Convert the records, from the line containing "amount: 451 [834, 224, 863, 240]" through the line containing "table-row: 6 Für", into a Markdown table with the columns Row and Line, skipping blank lines.

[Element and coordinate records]

--- Begin ---

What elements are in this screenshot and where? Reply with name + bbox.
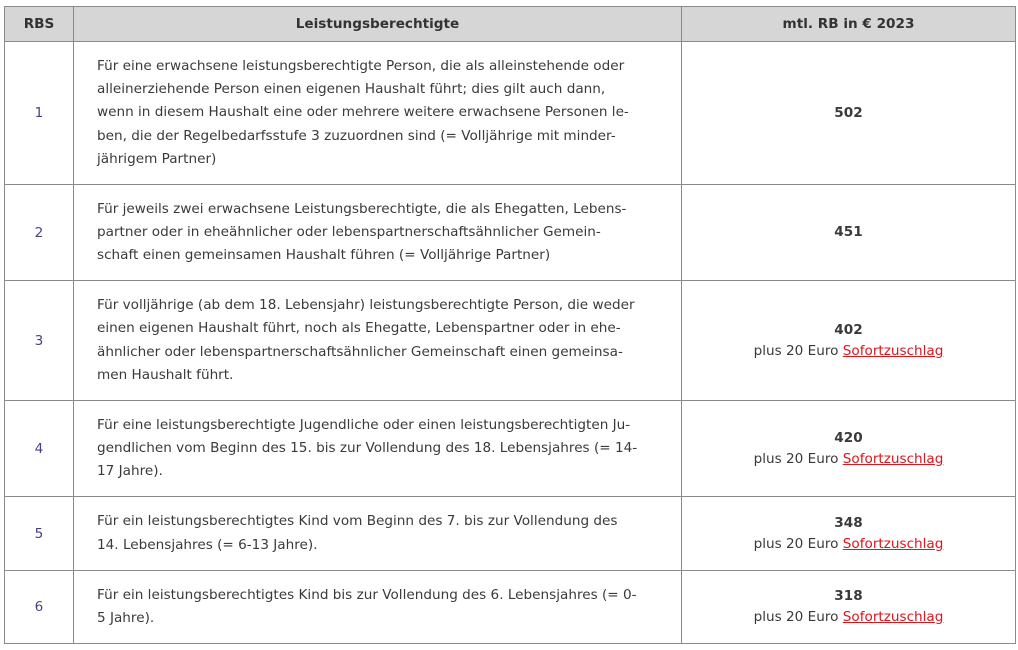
amount: 451 [834, 224, 863, 240]
table-row: 3 Für volljährige (ab dem 18. Lebensjahr)… [4, 280, 1016, 401]
header-amount: mtl. RB in € 2023 [681, 6, 1016, 42]
description-line: jährigem Partner) [97, 150, 217, 167]
description-line: einen eigenen Haushalt führt, noch als E… [97, 320, 621, 337]
rbs-number: 1 [4, 41, 74, 185]
table-row: 6 Für ein leistungsberechtigtes Kind bis … [4, 570, 1016, 644]
description-line: 17 Jahre). [97, 463, 163, 480]
description-line: 5 Jahre). [97, 610, 155, 626]
description: Für volljährige (ab dem 18. Lebensjahr) … [73, 280, 682, 401]
rbs-number: 6 [4, 570, 74, 644]
amount-cell: 502 [681, 41, 1016, 185]
rbs-number: 3 [4, 280, 74, 401]
table-header-row: RBS Leistungsberechtigte mtl. RB in € 20… [4, 6, 1016, 42]
table-row: 2 Für jeweils zwei erwachsene Leistungsbe… [4, 184, 1016, 281]
amount-cell: 318 plus 20 Euro Sofortzuschlag [681, 570, 1016, 644]
description-line: Für eine leistungsberechtigte Jugendlich… [97, 416, 631, 433]
description-line: ben, die der Regelbedarfsstufe 3 zuzuord… [97, 127, 616, 144]
amount: 420 [834, 429, 863, 446]
description-line: Für eine erwachsene leistungsberechtigte… [97, 57, 625, 74]
table-row: 5 Für ein leistungsberechtigtes Kind vom … [4, 496, 1016, 571]
description-line: Für ein leistungsberechtigtes Kind bis z… [97, 586, 637, 603]
sofortzuschlag-link[interactable]: Sofortzuschlag [842, 450, 944, 467]
rbs-number: 5 [4, 496, 74, 571]
amount: 318 [834, 588, 863, 604]
sofortzuschlag-link[interactable]: Sofortzuschlag [842, 609, 944, 625]
description-line: Für volljährige (ab dem 18. Lebensjahr) … [97, 297, 635, 314]
extra-text: plus 20 Euro [753, 535, 843, 552]
description: Für ein leistungsberechtigtes Kind bis z… [73, 570, 682, 644]
header-leistungsberechtigte: Leistungsberechtigte [73, 6, 682, 42]
description-line: gendlichen vom Beginn des 15. bis zur Vo… [97, 439, 638, 456]
regelbedarf-table: RBS Leistungsberechtigte mtl. RB in € 20… [4, 6, 1016, 644]
amount: 402 [834, 321, 863, 338]
table-row: 1 Für eine erwachsene leistungsberechtigt… [4, 41, 1016, 185]
extra-text: plus 20 Euro [753, 609, 843, 625]
rbs-number: 4 [4, 400, 74, 497]
description-line: ähnlicher oder lebenspartnerschaftsähnli… [97, 343, 623, 360]
description-line: men Haushalt führt. [97, 366, 234, 383]
table-row: 4 Für eine leistungsberechtigte Jugendlic… [4, 400, 1016, 497]
extra-text: plus 20 Euro [753, 450, 843, 467]
sofortzuschlag-link[interactable]: Sofortzuschlag [842, 342, 944, 359]
extra-text: plus 20 Euro [753, 342, 843, 359]
description: Für jeweils zwei erwachsene Leistungsber… [73, 184, 682, 281]
amount-cell: 402 plus 20 Euro Sofortzuschlag [681, 280, 1016, 401]
description: Für ein leistungsberechtigtes Kind vom B… [73, 496, 682, 571]
amount-cell: 348 plus 20 Euro Sofortzuschlag [681, 496, 1016, 571]
amount-cell: 420 plus 20 Euro Sofortzuschlag [681, 400, 1016, 497]
amount: 348 [834, 514, 863, 531]
description-line: Für ein leistungsberechtigtes Kind vom B… [97, 513, 618, 530]
description-line: schaft einen gemeinsamen Haushalt führen… [97, 247, 551, 264]
description-line: wenn in diesem Haushalt eine oder mehrer… [97, 104, 629, 121]
rbs-number: 2 [4, 184, 74, 281]
description: Für eine leistungsberechtigte Jugendlich… [73, 400, 682, 497]
description: Für eine erwachsene leistungsberechtigte… [73, 41, 682, 185]
description-line: Für jeweils zwei erwachsene Leistungsber… [97, 200, 627, 217]
description-line: 14. Lebensjahres (= 6-13 Jahre). [97, 536, 318, 553]
header-rbs: RBS [4, 6, 74, 42]
description-line: alleinerziehende Person einen eigenen Ha… [97, 81, 606, 98]
sofortzuschlag-link[interactable]: Sofortzuschlag [842, 535, 944, 552]
description-line: partner oder in eheähnlicher oder lebens… [97, 223, 601, 240]
amount: 502 [834, 104, 863, 121]
amount-cell: 451 [681, 184, 1016, 281]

--- End ---

• OUTPUT:
| Row | Line |
|---|---|
| 1 | amount: 451 [834, 224, 863, 240] |
| 2 | table-row: 3 Für volljährige (ab dem 18. Lebensjahr)… [4, 280, 1016, 401] |
| 3 | header-amount: mtl. RB in € 2023 [681, 6, 1016, 42] |
| 4 | description-line: jährigem Partner) [97, 150, 217, 167] |
| 5 | description-line: einen eigenen Haushalt führt, noch als E… [97, 320, 621, 337] |
| 6 | rbs-number: 1 [4, 41, 74, 185] |
| 7 | table-row: 6 Für ein leistungsberechtigtes Kind bis … [4, 570, 1016, 644] |